**Exercise**
Retype all the records with nothing changed.

□ □ □

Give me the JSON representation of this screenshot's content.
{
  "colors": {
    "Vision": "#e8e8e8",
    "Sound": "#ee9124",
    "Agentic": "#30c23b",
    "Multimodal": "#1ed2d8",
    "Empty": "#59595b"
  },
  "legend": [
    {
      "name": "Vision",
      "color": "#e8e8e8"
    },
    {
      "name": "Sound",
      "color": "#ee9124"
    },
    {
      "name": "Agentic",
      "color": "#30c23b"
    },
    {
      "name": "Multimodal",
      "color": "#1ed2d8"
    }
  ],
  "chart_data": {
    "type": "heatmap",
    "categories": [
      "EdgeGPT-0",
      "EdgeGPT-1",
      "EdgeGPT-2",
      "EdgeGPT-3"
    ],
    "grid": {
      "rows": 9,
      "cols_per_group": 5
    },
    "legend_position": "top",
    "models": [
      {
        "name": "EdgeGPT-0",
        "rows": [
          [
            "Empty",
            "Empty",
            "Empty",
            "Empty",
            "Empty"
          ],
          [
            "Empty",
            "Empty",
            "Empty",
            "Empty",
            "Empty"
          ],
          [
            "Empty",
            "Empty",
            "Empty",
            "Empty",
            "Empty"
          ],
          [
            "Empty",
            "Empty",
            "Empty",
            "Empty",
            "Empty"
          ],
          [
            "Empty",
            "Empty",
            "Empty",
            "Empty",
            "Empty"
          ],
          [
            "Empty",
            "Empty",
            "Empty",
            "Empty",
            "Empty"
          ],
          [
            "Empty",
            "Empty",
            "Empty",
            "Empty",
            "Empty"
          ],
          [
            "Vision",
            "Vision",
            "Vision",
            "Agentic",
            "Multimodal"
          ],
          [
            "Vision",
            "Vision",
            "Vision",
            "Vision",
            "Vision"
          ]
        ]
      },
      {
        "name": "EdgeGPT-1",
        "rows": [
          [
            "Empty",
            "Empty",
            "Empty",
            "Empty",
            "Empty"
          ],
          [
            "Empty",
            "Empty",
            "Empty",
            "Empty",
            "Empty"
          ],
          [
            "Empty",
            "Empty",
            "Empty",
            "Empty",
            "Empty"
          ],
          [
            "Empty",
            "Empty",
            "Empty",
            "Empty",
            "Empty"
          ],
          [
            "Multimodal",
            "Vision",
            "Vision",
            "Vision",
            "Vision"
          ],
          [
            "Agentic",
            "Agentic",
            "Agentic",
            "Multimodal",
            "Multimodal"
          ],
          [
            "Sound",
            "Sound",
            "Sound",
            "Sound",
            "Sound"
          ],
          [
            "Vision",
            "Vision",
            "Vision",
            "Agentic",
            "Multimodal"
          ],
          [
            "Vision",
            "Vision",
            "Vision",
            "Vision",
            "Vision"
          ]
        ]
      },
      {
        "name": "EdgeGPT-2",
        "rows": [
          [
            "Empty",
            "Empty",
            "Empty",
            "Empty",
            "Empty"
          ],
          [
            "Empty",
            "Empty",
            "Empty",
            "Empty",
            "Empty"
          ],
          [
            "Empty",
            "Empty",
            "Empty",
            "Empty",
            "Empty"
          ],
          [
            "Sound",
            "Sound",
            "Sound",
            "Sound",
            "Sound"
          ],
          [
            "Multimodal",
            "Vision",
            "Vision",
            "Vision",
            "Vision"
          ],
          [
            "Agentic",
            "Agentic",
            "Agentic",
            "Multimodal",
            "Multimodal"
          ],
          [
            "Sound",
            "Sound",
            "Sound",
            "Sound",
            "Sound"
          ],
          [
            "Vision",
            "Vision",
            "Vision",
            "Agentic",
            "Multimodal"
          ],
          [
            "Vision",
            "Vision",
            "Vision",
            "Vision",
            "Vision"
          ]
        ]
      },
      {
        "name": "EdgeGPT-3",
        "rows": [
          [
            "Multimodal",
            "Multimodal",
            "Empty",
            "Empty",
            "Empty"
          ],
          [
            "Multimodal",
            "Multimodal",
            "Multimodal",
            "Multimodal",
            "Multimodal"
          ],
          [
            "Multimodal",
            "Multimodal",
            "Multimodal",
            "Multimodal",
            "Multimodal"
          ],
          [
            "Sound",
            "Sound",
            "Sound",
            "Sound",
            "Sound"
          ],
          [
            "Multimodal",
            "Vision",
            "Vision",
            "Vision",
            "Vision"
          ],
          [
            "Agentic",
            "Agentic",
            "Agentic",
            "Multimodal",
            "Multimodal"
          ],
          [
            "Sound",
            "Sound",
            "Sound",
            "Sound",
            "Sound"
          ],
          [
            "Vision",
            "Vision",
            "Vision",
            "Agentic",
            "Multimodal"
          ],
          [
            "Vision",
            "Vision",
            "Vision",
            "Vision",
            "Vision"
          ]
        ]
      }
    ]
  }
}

□ □ □

**Exercise result**
Give me the JSON representation of this screenshot's content.
{
  "colors": {
    "Vision": "#e8e8e8",
    "Sound": "#ee9124",
    "Agentic": "#30c23b",
    "Multimodal": "#1ed2d8",
    "Empty": "#59595b"
  },
  "legend": [
    {
      "name": "Vision",
      "color": "#e8e8e8"
    },
    {
      "name": "Sound",
      "color": "#ee9124"
    },
    {
      "name": "Agentic",
      "color": "#30c23b"
    },
    {
      "name": "Multimodal",
      "color": "#1ed2d8"
    }
  ],
  "chart_data": {
    "type": "heatmap",
    "categories": [
      "EdgeGPT-0",
      "EdgeGPT-1",
      "EdgeGPT-2",
      "EdgeGPT-3"
    ],
    "grid": {
      "rows": 9,
      "cols_per_group": 5
    },
    "legend_position": "top",
    "models": [
      {
        "name": "EdgeGPT-0",
        "rows": [
          [
            "Empty",
            "Empty",
            "Empty",
            "Empty",
            "Empty"
          ],
          [
            "Empty",
            "Empty",
            "Empty",
            "Empty",
            "Empty"
          ],
          [
            "Empty",
            "Empty",
            "Empty",
            "Empty",
            "Empty"
          ],
          [
            "Empty",
            "Empty",
            "Empty",
            "Empty",
            "Empty"
          ],
          [
            "Empty",
            "Empty",
            "Empty",
            "Empty",
            "Empty"
          ],
          [
            "Empty",
            "Empty",
            "Empty",
            "Empty",
            "Empty"
          ],
          [
            "Empty",
            "Empty",
            "Empty",
            "Empty",
            "Empty"
          ],
          [
            "Vision",
            "Vision",
            "Vision",
            "Agentic",
            "Multimodal"
          ],
          [
            "Vision",
            "Vision",
            "Vision",
            "Vision",
            "Vision"
          ]
        ]
      },
      {
        "name": "EdgeGPT-1",
        "rows": [
          [
            "Empty",
            "Empty",
            "Empty",
            "Empty",
            "Empty"
          ],
          [
            "Empty",
            "Empty",
            "Empty",
            "Empty",
            "Empty"
          ],
          [
            "Empty",
            "Empty",
            "Empty",
            "Empty",
            "Empty"
          ],
          [
            "Empty",
            "Empty",
            "Empty",
            "Empty",
            "Empty"
          ],
          [
            "Multimodal",
            "Vision",
            "Vision",
            "Vision",
            "Vision"
          ],
          [
            "Agentic",
            "Agentic",
            "Agentic",
            "Multimodal",
            "Multimodal"
          ],
          [
            "Sound",
            "Sound",
            "Sound",
            "Sound",
            "Sound"
          ],
          [
            "Vision",
            "Vision",
            "Vision",
            "Agentic",
            "Multimodal"
          ],
          [
            "Vision",
            "Vision",
            "Vision",
            "Vision",
            "Vision"
          ]
        ]
      },
      {
        "name": "EdgeGPT-2",
        "rows": [
          [
            "Empty",
            "Empty",
            "Empty",
            "Empty",
            "Empty"
          ],
          [
            "Empty",
            "Empty",
            "Empty",
            "Empty",
            "Empty"
          ],
          [
            "Empty",
            "Empty",
            "Empty",
            "Empty",
            "Empty"
          ],
          [
            "Sound",
            "Sound",
            "Sound",
            "Sound",
            "Sound"
          ],
          [
            "Multimodal",
            "Vision",
            "Vision",
            "Vision",
            "Vision"
          ],
          [
            "Agentic",
            "Agentic",
            "Agentic",
            "Multimodal",
            "Multimodal"
          ],
          [
            "Sound",
            "Sound",
            "Sound",
            "Sound",
            "Sound"
          ],
          [
            "Vision",
            "Vision",
            "Vision",
            "Agentic",
            "Multimodal"
          ],
          [
            "Vision",
            "Vision",
            "Vision",
            "Vision",
            "Vision"
          ]
        ]
      },
      {
        "name": "EdgeGPT-3",
        "rows": [
          [
            "Multimodal",
            "Multimodal",
            "Empty",
            "Empty",
            "Empty"
          ],
          [
            "Multimodal",
            "Multimodal",
            "Multimodal",
            "Multimodal",
            "Multimodal"
          ],
          [
            "Multimodal",
            "Multimodal",
            "Multimodal",
            "Multimodal",
            "Multimodal"
          ],
          [
            "Sound",
            "Sound",
            "Sound",
            "Sound",
            "Sound"
          ],
          [
            "Multimodal",
            "Vision",
            "Vision",
            "Vision",
            "Vision"
          ],
          [
            "Agentic",
            "Agentic",
            "Agentic",
            "Multimodal",
            "Multimodal"
          ],
          [
            "Sound",
            "Sound",
            "Sound",
            "Sound",
            "Sound"
          ],
          [
            "Vision",
            "Vision",
            "Vision",
            "Agentic",
            "Multimodal"
          ],
          [
            "Vision",
            "Vision",
            "Vision",
            "Vision",
            "Vision"
          ]
        ]
      }
    ]
  }
}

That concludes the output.